» **TASK TO COMPLETE**
Write out the entire listing below exactly as it appears, minus any pictures.

» **INPUT DATA**
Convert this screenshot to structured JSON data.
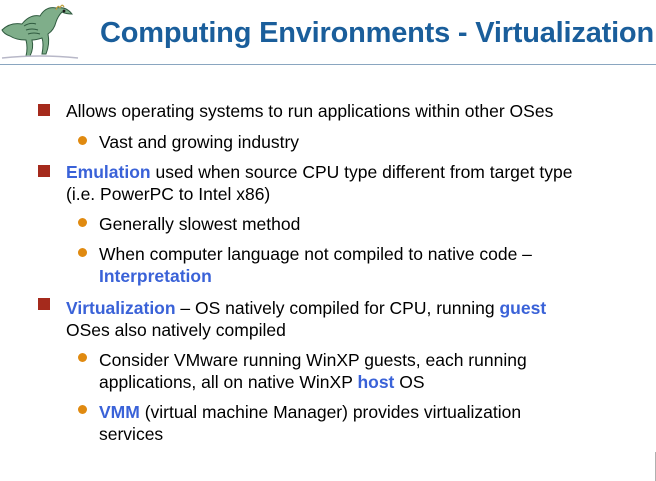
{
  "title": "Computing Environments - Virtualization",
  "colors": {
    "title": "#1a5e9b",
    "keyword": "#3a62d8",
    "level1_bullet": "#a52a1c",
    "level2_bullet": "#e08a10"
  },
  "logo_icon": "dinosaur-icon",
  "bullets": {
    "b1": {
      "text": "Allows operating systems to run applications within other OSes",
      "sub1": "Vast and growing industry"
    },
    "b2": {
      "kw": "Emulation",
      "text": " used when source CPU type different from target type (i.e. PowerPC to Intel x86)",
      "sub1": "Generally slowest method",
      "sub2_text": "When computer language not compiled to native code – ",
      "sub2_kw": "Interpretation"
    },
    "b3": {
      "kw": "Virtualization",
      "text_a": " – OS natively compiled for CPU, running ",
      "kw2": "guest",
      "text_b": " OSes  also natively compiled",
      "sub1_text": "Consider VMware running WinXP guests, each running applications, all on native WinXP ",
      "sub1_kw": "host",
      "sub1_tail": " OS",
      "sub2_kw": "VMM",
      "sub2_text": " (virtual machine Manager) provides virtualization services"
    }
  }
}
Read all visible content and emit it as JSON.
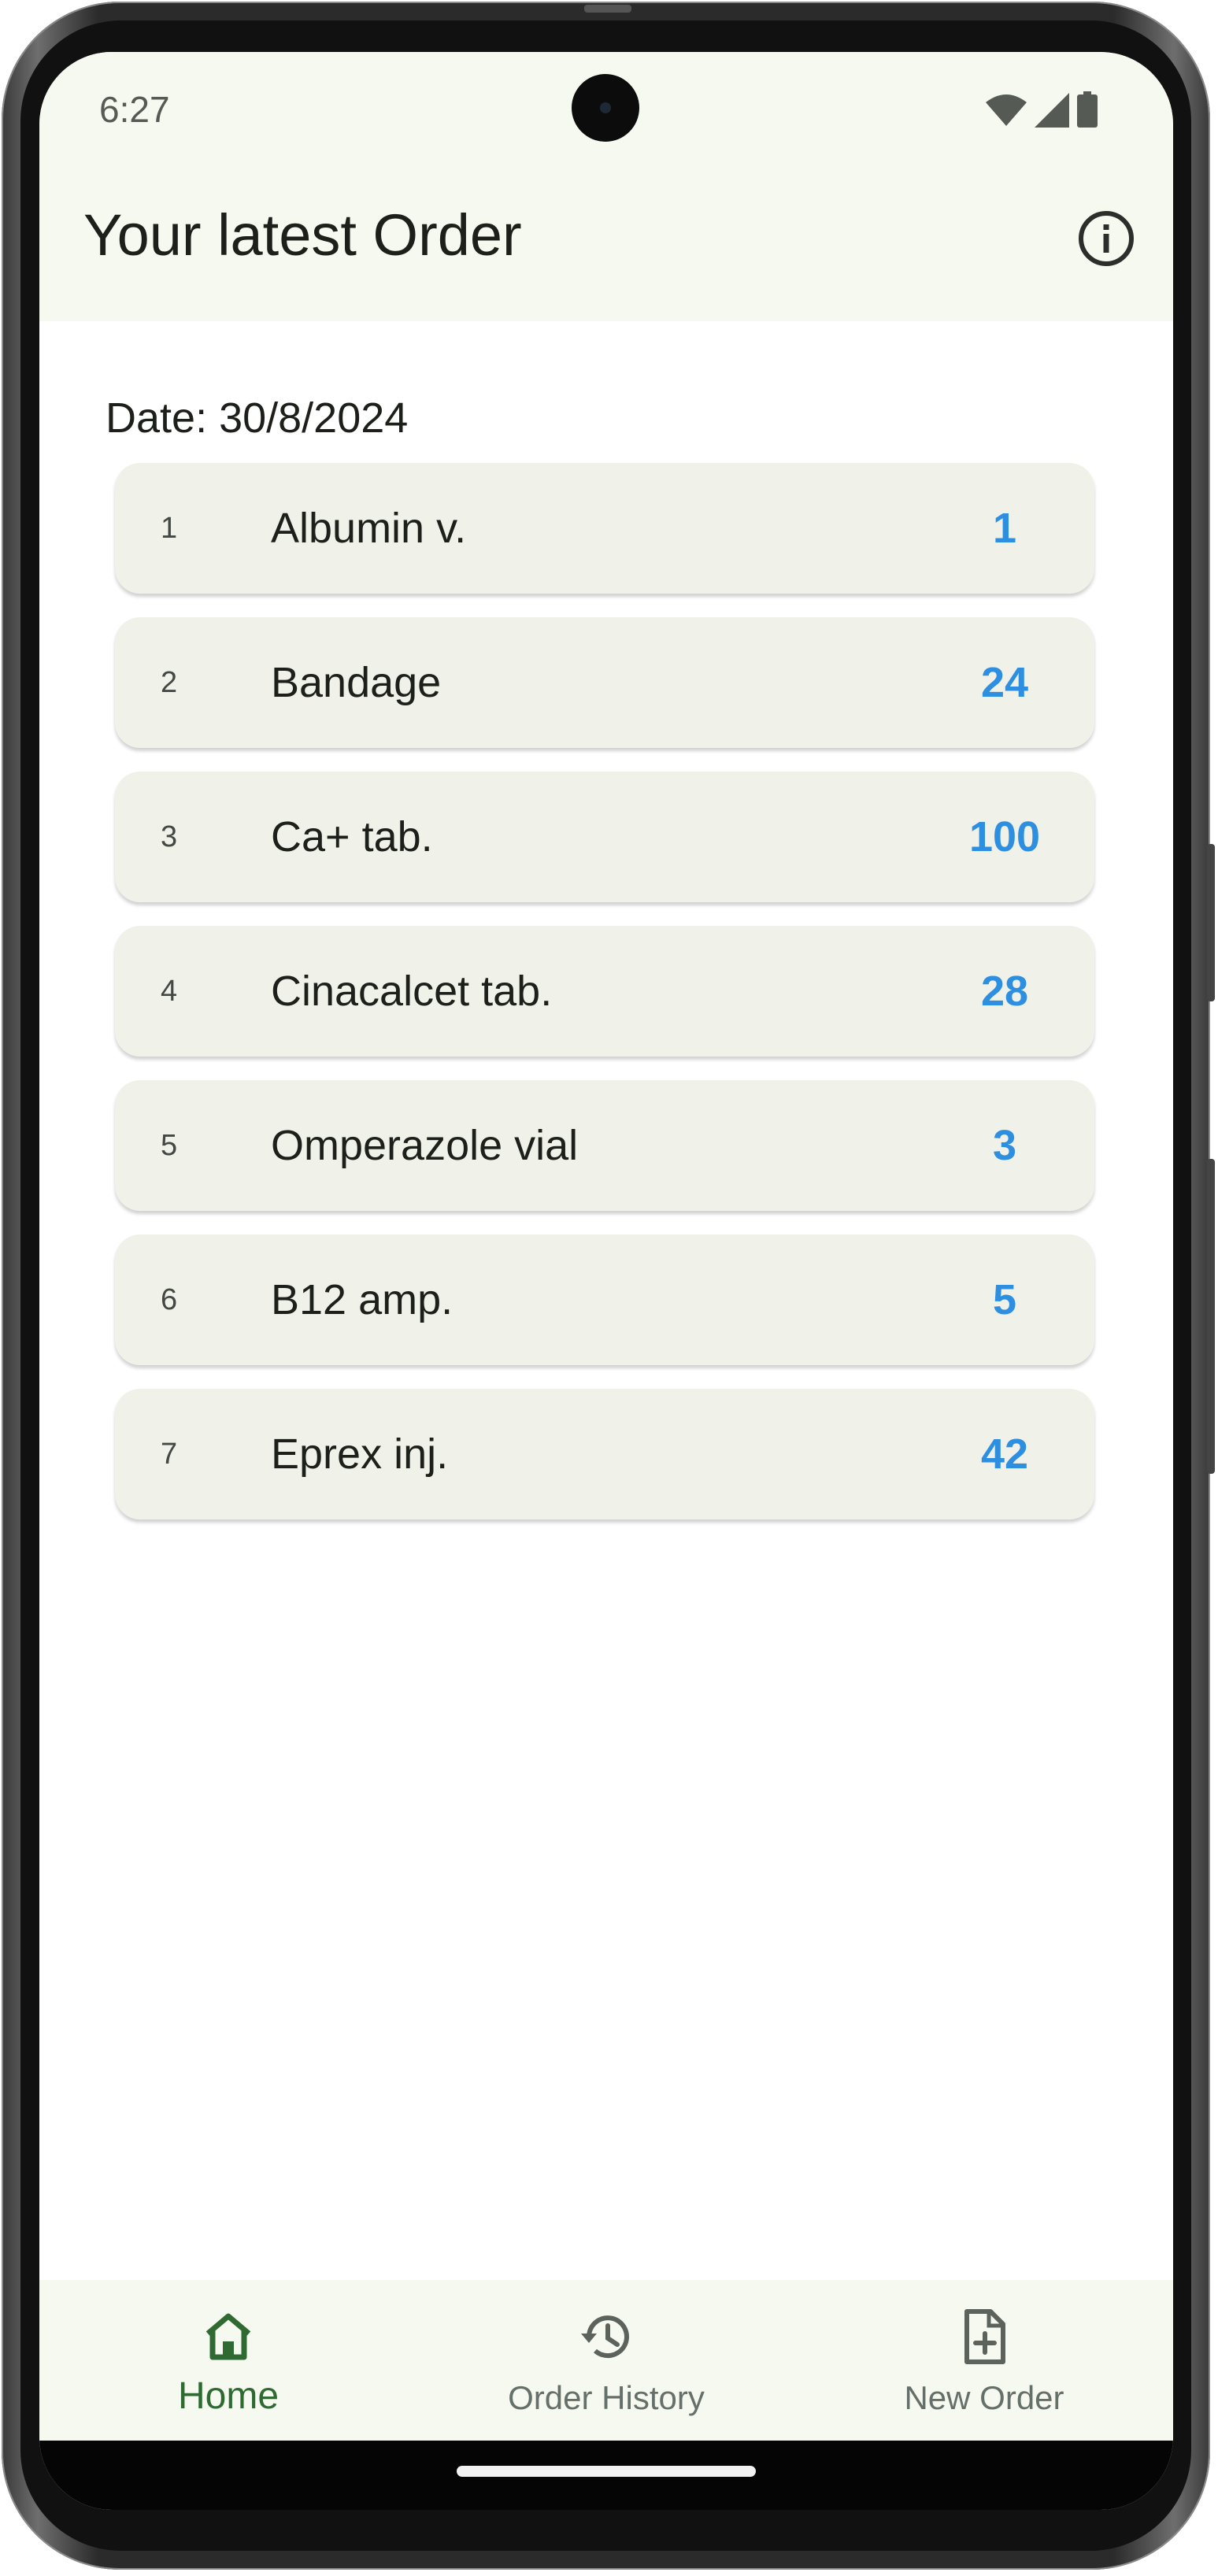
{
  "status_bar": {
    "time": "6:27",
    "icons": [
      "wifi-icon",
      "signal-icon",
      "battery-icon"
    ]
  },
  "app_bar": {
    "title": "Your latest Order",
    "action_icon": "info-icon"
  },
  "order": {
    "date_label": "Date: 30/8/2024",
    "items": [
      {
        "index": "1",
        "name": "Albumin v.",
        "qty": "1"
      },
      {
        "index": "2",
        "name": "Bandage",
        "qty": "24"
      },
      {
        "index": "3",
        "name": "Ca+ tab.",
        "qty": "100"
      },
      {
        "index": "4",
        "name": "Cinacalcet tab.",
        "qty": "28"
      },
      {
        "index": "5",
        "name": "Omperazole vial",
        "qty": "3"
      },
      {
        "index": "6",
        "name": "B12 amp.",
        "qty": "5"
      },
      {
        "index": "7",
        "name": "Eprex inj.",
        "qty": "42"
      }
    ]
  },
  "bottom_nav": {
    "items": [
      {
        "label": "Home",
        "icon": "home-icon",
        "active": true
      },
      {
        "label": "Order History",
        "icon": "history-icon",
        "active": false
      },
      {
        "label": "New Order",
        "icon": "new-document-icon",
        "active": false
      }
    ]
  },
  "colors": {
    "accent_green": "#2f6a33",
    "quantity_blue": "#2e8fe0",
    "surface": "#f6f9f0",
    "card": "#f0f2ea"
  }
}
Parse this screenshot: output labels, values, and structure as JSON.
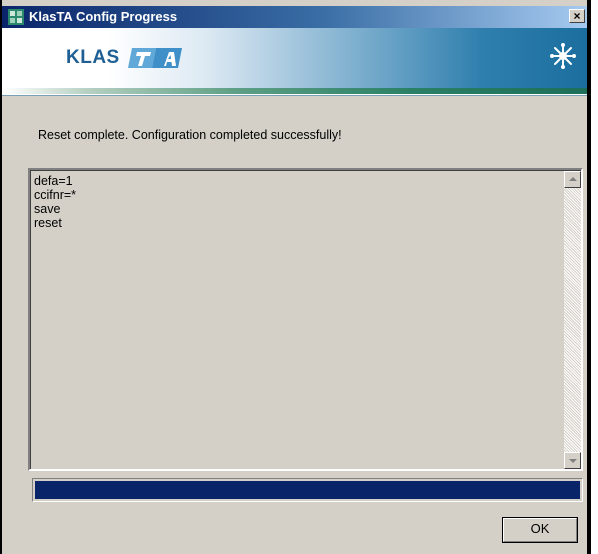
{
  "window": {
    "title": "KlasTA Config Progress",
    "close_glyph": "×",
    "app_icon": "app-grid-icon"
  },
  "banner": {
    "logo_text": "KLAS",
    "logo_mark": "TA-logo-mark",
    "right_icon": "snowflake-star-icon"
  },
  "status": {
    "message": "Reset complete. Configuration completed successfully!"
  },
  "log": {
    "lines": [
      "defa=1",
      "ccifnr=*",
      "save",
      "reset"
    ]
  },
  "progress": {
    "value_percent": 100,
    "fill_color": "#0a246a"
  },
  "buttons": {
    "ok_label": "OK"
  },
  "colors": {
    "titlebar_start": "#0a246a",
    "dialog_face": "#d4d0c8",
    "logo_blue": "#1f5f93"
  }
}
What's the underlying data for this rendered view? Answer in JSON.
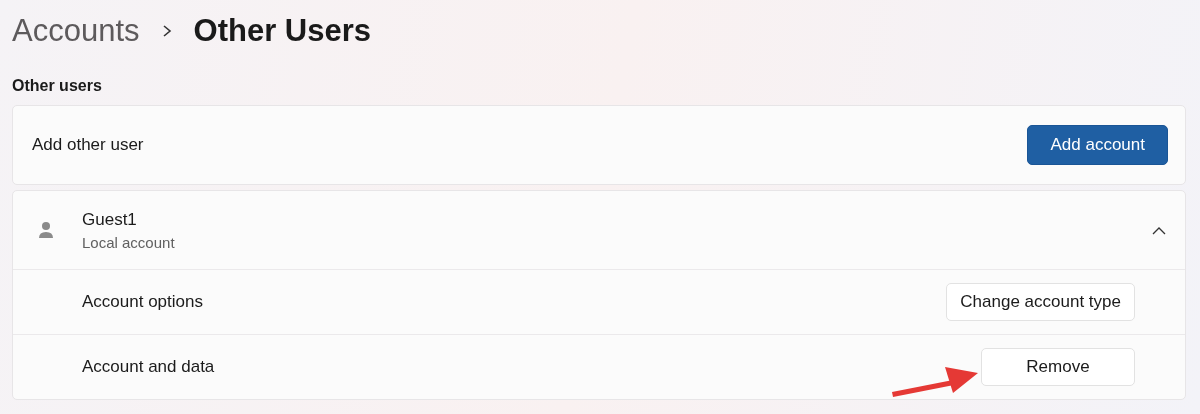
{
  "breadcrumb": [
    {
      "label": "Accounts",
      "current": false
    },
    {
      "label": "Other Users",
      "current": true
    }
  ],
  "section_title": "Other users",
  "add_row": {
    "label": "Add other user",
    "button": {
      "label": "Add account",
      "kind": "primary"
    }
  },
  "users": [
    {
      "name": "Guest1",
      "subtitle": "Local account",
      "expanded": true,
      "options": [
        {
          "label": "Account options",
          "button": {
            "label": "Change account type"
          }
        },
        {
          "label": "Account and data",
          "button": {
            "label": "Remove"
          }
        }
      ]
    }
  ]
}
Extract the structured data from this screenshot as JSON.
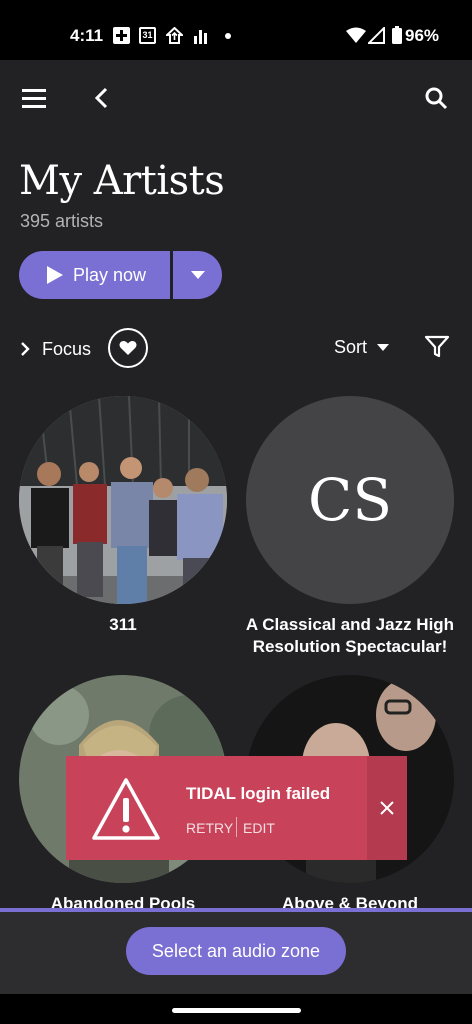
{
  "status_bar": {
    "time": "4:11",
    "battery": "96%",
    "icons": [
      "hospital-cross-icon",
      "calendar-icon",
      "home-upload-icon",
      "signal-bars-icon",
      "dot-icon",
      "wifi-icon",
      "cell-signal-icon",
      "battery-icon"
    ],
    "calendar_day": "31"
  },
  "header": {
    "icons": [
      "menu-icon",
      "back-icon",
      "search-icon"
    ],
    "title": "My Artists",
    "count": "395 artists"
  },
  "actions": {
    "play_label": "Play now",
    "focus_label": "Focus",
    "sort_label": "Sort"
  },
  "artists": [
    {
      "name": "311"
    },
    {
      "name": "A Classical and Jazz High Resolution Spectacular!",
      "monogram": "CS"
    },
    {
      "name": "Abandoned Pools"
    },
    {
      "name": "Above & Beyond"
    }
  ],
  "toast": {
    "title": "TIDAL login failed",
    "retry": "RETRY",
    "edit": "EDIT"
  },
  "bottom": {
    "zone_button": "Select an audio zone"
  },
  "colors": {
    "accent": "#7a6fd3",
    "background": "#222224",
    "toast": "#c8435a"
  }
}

» **SOLUTION TO THIS PROBLEM**
Convert this screenshot to structured JSON data.
{
  "title": "Computing Environments - Virtualization",
  "colors": {
    "title": "#1a5e9b",
    "keyword": "#3a62d8",
    "level1_bullet": "#a52a1c",
    "level2_bullet": "#e08a10"
  },
  "logo_icon": "dinosaur-icon",
  "bullets": {
    "b1": {
      "text": "Allows operating systems to run applications within other OSes",
      "sub1": "Vast and growing industry"
    },
    "b2": {
      "kw": "Emulation",
      "text": " used when source CPU type different from target type (i.e. PowerPC to Intel x86)",
      "sub1": "Generally slowest method",
      "sub2_text": "When computer language not compiled to native code – ",
      "sub2_kw": "Interpretation"
    },
    "b3": {
      "kw": "Virtualization",
      "text_a": " – OS natively compiled for CPU, running ",
      "kw2": "guest",
      "text_b": " OSes  also natively compiled",
      "sub1_text": "Consider VMware running WinXP guests, each running applications, all on native WinXP ",
      "sub1_kw": "host",
      "sub1_tail": " OS",
      "sub2_kw": "VMM",
      "sub2_text": " (virtual machine Manager) provides virtualization services"
    }
  }
}
Read all visible content and emit it as JSON.
{
  "status_bar": {
    "time": "6:27",
    "icons": [
      "wifi-icon",
      "signal-icon",
      "battery-icon"
    ]
  },
  "app_bar": {
    "title": "Your latest Order",
    "action_icon": "info-icon"
  },
  "order": {
    "date_label": "Date: 30/8/2024",
    "items": [
      {
        "index": "1",
        "name": "Albumin v.",
        "qty": "1"
      },
      {
        "index": "2",
        "name": "Bandage",
        "qty": "24"
      },
      {
        "index": "3",
        "name": "Ca+ tab.",
        "qty": "100"
      },
      {
        "index": "4",
        "name": "Cinacalcet tab.",
        "qty": "28"
      },
      {
        "index": "5",
        "name": "Omperazole vial",
        "qty": "3"
      },
      {
        "index": "6",
        "name": "B12 amp.",
        "qty": "5"
      },
      {
        "index": "7",
        "name": "Eprex inj.",
        "qty": "42"
      }
    ]
  },
  "bottom_nav": {
    "items": [
      {
        "label": "Home",
        "icon": "home-icon",
        "active": true
      },
      {
        "label": "Order History",
        "icon": "history-icon",
        "active": false
      },
      {
        "label": "New Order",
        "icon": "new-document-icon",
        "active": false
      }
    ]
  },
  "colors": {
    "accent_green": "#2f6a33",
    "quantity_blue": "#2e8fe0",
    "surface": "#f6f9f0",
    "card": "#f0f2ea"
  }
}
Parse this screenshot: output labels, values, and structure as JSON.
{
  "window": {
    "title": "KlasTA Config Progress",
    "close_glyph": "×",
    "app_icon": "app-grid-icon"
  },
  "banner": {
    "logo_text": "KLAS",
    "logo_mark": "TA-logo-mark",
    "right_icon": "snowflake-star-icon"
  },
  "status": {
    "message": "Reset complete. Configuration completed successfully!"
  },
  "log": {
    "lines": [
      "defa=1",
      "ccifnr=*",
      "save",
      "reset"
    ]
  },
  "progress": {
    "value_percent": 100,
    "fill_color": "#0a246a"
  },
  "buttons": {
    "ok_label": "OK"
  },
  "colors": {
    "titlebar_start": "#0a246a",
    "dialog_face": "#d4d0c8",
    "logo_blue": "#1f5f93"
  }
}
What's the underlying data for this rendered view? Answer in JSON.
{
  "breadcrumb": [
    {
      "label": "Accounts",
      "current": false
    },
    {
      "label": "Other Users",
      "current": true
    }
  ],
  "section_title": "Other users",
  "add_row": {
    "label": "Add other user",
    "button": {
      "label": "Add account",
      "kind": "primary"
    }
  },
  "users": [
    {
      "name": "Guest1",
      "subtitle": "Local account",
      "expanded": true,
      "options": [
        {
          "label": "Account options",
          "button": {
            "label": "Change account type"
          }
        },
        {
          "label": "Account and data",
          "button": {
            "label": "Remove"
          }
        }
      ]
    }
  ]
}
Extract the structured data from this screenshot as JSON.
{
  "status_bar": {
    "time": "4:11",
    "battery": "96%",
    "icons": [
      "hospital-cross-icon",
      "calendar-icon",
      "home-upload-icon",
      "signal-bars-icon",
      "dot-icon",
      "wifi-icon",
      "cell-signal-icon",
      "battery-icon"
    ],
    "calendar_day": "31"
  },
  "header": {
    "icons": [
      "menu-icon",
      "back-icon",
      "search-icon"
    ],
    "title": "My Artists",
    "count": "395 artists"
  },
  "actions": {
    "play_label": "Play now",
    "focus_label": "Focus",
    "sort_label": "Sort"
  },
  "artists": [
    {
      "name": "311"
    },
    {
      "name": "A Classical and Jazz High Resolution Spectacular!",
      "monogram": "CS"
    },
    {
      "name": "Abandoned Pools"
    },
    {
      "name": "Above & Beyond"
    }
  ],
  "toast": {
    "title": "TIDAL login failed",
    "retry": "RETRY",
    "edit": "EDIT"
  },
  "bottom": {
    "zone_button": "Select an audio zone"
  },
  "colors": {
    "accent": "#7a6fd3",
    "background": "#222224",
    "toast": "#c8435a"
  }
}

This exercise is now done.